Start of Records shown

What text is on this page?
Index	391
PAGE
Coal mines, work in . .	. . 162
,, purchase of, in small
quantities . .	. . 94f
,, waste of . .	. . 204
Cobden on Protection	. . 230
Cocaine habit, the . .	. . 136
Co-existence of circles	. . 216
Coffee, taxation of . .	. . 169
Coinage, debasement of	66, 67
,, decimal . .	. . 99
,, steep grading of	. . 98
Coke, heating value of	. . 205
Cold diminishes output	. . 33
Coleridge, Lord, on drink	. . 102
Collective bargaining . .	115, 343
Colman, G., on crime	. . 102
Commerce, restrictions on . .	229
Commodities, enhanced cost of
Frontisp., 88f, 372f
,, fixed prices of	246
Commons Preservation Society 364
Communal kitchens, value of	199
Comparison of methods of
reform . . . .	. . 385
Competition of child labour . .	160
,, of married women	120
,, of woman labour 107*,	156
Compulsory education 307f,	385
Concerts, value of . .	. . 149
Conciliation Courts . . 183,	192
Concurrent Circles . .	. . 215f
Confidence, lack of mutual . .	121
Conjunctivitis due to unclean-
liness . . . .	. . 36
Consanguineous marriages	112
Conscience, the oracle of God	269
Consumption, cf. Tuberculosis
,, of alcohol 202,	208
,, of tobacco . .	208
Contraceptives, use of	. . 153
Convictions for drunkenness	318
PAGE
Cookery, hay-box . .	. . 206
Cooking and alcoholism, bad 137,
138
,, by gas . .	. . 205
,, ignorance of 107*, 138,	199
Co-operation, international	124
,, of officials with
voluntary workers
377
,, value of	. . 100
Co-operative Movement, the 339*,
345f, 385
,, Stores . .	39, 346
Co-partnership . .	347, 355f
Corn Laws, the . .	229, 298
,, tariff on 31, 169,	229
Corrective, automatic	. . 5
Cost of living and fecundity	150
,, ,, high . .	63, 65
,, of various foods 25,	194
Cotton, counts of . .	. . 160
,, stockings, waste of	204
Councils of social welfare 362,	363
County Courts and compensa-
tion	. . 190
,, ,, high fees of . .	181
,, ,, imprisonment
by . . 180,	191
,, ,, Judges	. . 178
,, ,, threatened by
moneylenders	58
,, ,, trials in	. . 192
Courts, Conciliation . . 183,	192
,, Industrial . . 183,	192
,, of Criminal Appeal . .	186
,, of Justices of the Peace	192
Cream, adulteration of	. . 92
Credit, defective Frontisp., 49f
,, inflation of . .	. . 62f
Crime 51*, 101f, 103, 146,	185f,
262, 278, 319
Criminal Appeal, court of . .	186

End of Records shown
Start of Records shown

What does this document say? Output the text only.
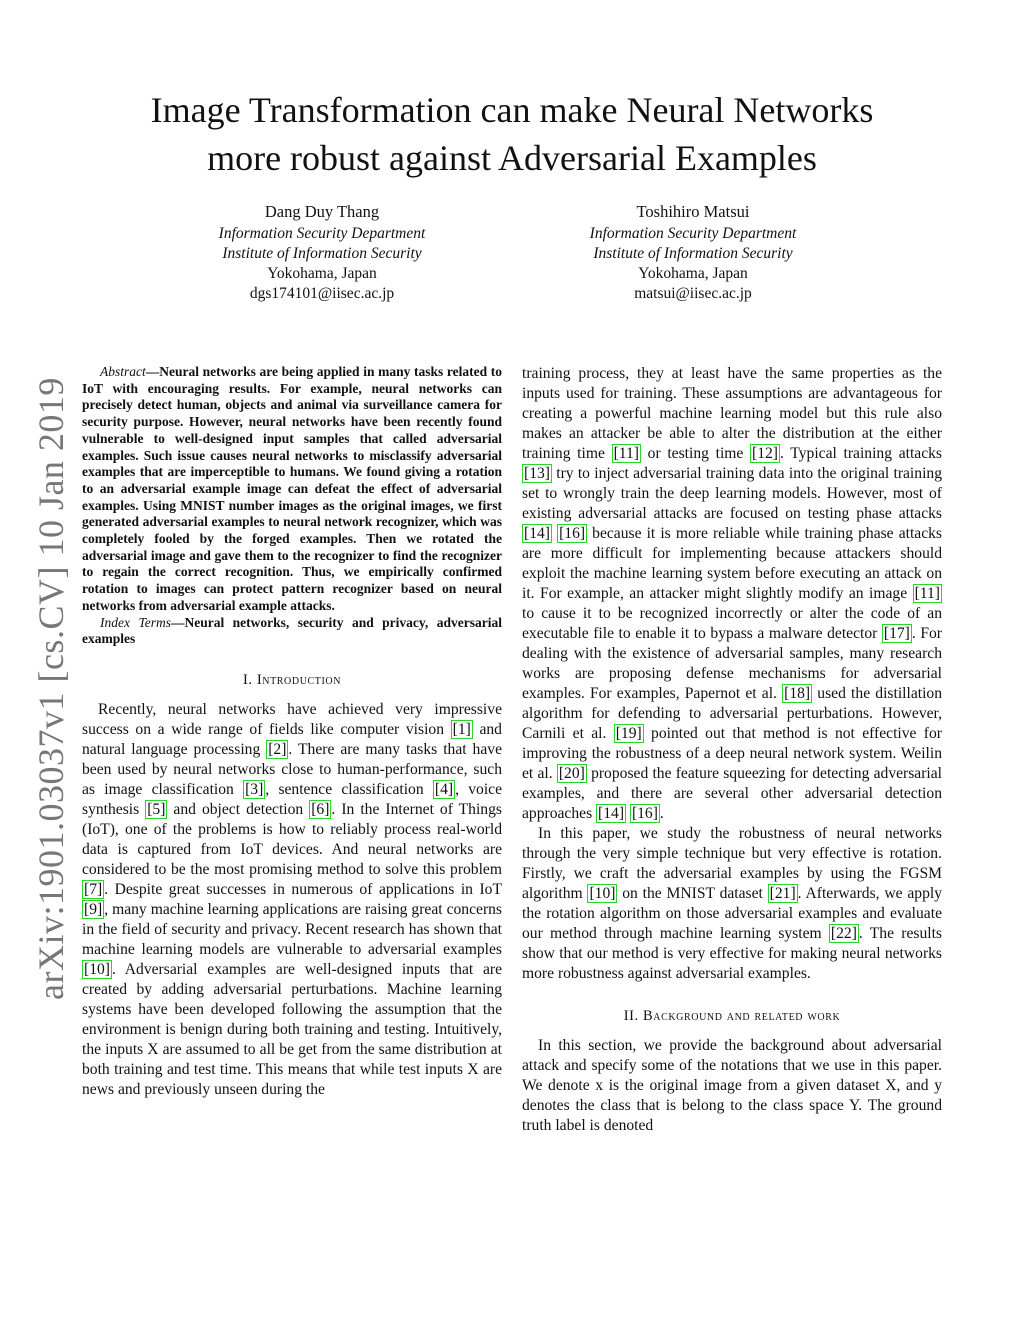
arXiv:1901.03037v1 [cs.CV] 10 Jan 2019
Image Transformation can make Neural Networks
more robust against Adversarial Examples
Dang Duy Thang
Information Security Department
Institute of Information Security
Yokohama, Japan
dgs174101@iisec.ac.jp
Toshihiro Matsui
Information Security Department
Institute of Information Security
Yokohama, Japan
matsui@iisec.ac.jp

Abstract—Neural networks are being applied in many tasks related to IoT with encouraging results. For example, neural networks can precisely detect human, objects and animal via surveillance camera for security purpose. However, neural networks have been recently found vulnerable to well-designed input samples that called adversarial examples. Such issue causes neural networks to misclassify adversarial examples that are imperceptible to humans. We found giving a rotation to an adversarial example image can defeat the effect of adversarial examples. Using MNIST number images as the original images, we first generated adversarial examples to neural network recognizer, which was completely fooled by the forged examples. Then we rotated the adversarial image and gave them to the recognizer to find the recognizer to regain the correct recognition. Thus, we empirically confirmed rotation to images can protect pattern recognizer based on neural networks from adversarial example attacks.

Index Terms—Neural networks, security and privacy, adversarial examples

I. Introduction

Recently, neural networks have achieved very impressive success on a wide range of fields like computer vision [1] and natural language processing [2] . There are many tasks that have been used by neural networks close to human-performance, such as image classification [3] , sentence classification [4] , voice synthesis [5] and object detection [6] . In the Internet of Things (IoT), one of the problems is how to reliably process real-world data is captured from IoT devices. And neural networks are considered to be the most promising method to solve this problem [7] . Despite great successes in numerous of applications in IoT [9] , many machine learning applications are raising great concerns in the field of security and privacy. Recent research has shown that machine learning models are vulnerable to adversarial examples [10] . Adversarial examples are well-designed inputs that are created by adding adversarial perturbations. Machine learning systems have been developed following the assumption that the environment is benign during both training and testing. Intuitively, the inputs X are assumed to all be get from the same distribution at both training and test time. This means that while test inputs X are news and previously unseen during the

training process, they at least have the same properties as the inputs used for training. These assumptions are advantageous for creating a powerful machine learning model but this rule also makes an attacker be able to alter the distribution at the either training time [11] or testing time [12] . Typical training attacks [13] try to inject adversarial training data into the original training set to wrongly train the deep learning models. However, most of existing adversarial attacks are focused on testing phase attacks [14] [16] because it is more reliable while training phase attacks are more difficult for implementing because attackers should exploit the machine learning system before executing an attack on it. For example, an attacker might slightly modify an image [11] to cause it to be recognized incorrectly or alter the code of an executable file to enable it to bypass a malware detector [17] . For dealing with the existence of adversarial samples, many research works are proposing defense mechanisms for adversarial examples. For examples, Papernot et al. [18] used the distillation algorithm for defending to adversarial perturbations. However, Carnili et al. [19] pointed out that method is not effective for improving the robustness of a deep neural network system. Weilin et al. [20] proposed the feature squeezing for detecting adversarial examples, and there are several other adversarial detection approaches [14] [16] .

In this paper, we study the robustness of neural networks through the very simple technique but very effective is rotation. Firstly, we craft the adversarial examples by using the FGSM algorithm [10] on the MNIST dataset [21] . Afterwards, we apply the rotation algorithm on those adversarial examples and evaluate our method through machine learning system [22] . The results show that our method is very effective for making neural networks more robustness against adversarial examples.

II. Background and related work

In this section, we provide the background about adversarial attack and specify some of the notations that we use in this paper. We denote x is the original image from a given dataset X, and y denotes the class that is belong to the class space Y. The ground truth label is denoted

End of Records shown

What you need to do:
Pick out every line above that holds the word "Appeal" and copy it.

Response to this task:
,, of Criminal Appeal . .	186
Criminal Appeal, court of . .	186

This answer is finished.